### [OBJECTIVE]
Work out how many lines have "title" in them. Give only that number.

◆ ◆ ◆ ◆

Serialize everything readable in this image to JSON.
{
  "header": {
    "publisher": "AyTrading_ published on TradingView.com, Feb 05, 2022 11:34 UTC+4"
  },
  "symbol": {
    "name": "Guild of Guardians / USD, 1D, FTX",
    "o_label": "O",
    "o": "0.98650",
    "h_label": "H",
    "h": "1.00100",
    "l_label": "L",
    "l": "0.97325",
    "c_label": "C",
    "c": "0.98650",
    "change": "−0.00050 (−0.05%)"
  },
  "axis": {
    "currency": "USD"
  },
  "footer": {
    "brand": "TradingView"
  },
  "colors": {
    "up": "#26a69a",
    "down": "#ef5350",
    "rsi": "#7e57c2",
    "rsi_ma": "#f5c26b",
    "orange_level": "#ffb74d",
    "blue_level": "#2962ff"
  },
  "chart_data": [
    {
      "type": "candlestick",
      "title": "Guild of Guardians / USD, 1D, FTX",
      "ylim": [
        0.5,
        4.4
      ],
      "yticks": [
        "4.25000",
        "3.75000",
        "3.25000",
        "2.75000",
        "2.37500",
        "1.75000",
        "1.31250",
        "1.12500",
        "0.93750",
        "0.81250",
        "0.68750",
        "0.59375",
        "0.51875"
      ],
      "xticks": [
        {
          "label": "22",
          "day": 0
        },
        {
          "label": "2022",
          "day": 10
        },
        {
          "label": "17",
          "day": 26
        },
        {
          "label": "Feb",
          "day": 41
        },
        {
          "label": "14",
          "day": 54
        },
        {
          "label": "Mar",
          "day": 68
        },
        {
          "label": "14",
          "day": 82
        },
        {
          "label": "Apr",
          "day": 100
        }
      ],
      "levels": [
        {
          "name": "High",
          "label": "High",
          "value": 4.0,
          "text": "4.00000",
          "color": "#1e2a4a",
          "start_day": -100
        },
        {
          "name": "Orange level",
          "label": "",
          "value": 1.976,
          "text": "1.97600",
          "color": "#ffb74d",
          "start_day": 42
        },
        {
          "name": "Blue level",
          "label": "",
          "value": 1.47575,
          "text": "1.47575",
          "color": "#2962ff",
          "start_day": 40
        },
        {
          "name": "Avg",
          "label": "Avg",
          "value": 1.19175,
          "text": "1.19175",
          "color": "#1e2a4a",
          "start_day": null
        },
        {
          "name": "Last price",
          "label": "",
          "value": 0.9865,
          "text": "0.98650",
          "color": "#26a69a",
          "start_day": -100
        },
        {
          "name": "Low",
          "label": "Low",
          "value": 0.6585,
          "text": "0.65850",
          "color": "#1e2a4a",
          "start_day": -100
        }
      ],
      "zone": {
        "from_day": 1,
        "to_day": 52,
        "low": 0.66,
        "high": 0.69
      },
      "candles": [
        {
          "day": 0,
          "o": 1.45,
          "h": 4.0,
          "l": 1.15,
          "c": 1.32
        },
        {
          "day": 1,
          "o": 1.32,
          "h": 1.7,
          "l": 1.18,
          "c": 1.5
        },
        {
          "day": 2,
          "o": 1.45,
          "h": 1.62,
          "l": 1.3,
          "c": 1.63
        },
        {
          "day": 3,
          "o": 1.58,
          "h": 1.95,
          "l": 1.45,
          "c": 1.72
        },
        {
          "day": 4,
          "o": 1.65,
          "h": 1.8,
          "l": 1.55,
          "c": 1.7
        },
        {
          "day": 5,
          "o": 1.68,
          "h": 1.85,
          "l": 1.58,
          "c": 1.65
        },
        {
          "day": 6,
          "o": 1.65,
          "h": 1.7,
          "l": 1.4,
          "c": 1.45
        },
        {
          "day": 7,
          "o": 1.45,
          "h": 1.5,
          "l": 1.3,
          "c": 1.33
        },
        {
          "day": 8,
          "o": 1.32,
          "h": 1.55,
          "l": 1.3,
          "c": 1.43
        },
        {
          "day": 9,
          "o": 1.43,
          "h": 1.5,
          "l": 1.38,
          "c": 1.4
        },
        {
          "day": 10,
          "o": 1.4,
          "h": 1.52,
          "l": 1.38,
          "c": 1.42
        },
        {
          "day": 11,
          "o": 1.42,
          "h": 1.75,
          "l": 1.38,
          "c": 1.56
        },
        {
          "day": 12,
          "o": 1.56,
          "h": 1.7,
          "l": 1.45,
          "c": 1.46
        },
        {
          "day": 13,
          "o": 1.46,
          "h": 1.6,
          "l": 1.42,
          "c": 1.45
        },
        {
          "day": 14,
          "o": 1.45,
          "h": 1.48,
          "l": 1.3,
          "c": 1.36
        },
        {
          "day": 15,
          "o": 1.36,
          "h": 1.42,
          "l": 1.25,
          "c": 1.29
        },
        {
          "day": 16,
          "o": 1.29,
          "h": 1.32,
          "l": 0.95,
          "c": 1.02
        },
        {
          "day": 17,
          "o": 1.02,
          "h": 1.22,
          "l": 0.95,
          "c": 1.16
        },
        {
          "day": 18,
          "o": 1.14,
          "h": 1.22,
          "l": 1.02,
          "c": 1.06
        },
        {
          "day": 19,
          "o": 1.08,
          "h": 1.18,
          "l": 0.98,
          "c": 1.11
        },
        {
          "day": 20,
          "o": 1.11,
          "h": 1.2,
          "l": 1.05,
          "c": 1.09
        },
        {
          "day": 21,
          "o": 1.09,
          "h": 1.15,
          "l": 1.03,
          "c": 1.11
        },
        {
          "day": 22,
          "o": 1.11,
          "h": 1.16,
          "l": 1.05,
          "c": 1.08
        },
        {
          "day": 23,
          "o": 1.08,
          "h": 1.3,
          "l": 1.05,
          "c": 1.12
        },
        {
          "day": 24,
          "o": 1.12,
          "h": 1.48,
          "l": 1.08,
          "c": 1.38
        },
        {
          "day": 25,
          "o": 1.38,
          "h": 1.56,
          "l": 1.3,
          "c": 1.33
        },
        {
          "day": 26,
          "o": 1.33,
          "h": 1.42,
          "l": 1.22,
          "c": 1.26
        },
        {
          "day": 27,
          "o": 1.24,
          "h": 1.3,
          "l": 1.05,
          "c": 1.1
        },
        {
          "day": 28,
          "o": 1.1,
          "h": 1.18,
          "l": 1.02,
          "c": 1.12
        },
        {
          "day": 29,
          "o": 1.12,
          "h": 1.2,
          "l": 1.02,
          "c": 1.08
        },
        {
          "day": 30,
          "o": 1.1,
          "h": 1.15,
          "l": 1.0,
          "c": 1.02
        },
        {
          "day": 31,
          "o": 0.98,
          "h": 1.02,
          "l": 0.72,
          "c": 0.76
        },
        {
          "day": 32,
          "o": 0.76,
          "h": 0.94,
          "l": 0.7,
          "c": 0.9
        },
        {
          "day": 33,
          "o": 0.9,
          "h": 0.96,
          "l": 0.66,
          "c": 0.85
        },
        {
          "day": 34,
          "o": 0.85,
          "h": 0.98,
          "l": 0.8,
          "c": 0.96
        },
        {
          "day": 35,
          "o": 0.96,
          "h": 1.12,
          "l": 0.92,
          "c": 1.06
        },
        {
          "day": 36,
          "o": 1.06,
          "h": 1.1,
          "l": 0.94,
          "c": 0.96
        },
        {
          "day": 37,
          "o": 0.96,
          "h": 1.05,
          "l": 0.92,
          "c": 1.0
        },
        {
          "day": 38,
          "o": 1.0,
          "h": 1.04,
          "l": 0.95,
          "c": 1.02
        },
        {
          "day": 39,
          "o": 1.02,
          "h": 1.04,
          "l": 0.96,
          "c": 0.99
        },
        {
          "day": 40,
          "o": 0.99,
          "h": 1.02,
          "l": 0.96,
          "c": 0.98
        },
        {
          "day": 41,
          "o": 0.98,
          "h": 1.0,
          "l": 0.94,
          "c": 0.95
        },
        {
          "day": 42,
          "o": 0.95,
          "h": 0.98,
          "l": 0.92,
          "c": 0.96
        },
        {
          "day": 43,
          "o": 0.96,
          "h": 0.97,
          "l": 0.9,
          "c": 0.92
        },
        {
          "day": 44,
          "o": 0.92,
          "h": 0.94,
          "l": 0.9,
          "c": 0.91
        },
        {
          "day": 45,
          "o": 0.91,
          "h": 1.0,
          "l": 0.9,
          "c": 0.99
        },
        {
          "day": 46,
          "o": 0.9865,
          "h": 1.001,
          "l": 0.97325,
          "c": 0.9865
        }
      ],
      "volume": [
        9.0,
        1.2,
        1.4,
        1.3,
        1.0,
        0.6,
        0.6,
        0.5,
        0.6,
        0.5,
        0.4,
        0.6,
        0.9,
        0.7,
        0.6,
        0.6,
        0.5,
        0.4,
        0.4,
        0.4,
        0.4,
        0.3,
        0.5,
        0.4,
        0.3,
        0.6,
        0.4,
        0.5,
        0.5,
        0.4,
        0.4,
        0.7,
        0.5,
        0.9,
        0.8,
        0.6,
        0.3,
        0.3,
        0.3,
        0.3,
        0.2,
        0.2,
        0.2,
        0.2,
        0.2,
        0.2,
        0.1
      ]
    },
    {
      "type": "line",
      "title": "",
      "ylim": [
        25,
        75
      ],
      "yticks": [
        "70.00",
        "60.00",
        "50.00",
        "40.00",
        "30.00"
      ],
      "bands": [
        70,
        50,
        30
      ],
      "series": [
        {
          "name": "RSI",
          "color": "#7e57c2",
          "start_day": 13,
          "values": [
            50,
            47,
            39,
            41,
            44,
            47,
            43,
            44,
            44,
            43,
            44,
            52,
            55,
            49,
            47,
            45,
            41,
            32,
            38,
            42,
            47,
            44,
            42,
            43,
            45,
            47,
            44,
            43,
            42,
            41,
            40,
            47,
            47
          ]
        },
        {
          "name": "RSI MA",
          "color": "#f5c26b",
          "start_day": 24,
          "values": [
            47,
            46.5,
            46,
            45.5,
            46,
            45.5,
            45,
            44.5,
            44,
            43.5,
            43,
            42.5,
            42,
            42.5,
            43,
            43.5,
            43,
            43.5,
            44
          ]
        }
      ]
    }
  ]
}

◆ ◆ ◆ ◆

### [RESPONSE TO THE EXERCISE]
2